>> BEGIN

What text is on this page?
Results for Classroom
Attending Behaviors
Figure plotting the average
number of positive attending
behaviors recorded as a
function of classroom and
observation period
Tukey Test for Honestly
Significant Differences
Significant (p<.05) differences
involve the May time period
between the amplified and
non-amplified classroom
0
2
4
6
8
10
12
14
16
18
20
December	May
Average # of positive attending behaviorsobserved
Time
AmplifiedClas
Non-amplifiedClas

>> END

- [SET PROBLEM]: Exact copies of all the records are required.

- [REPLY TO THE EXERCISE]:
What text is on this page?
Results for Classroom
Attending Behaviors
Figure plotting the average
number of positive attending
behaviors recorded as a
function of classroom and
observation period
Tukey Test for Honestly
Significant Differences
Significant (p<.05) differences
involve the May time period
between the amplified and
non-amplified classroom
0
2
4
6
8
10
12
14
16
18
20
December	May
Average # of positive attending behaviorsobserved
Time
AmplifiedClas
Non-amplifiedClas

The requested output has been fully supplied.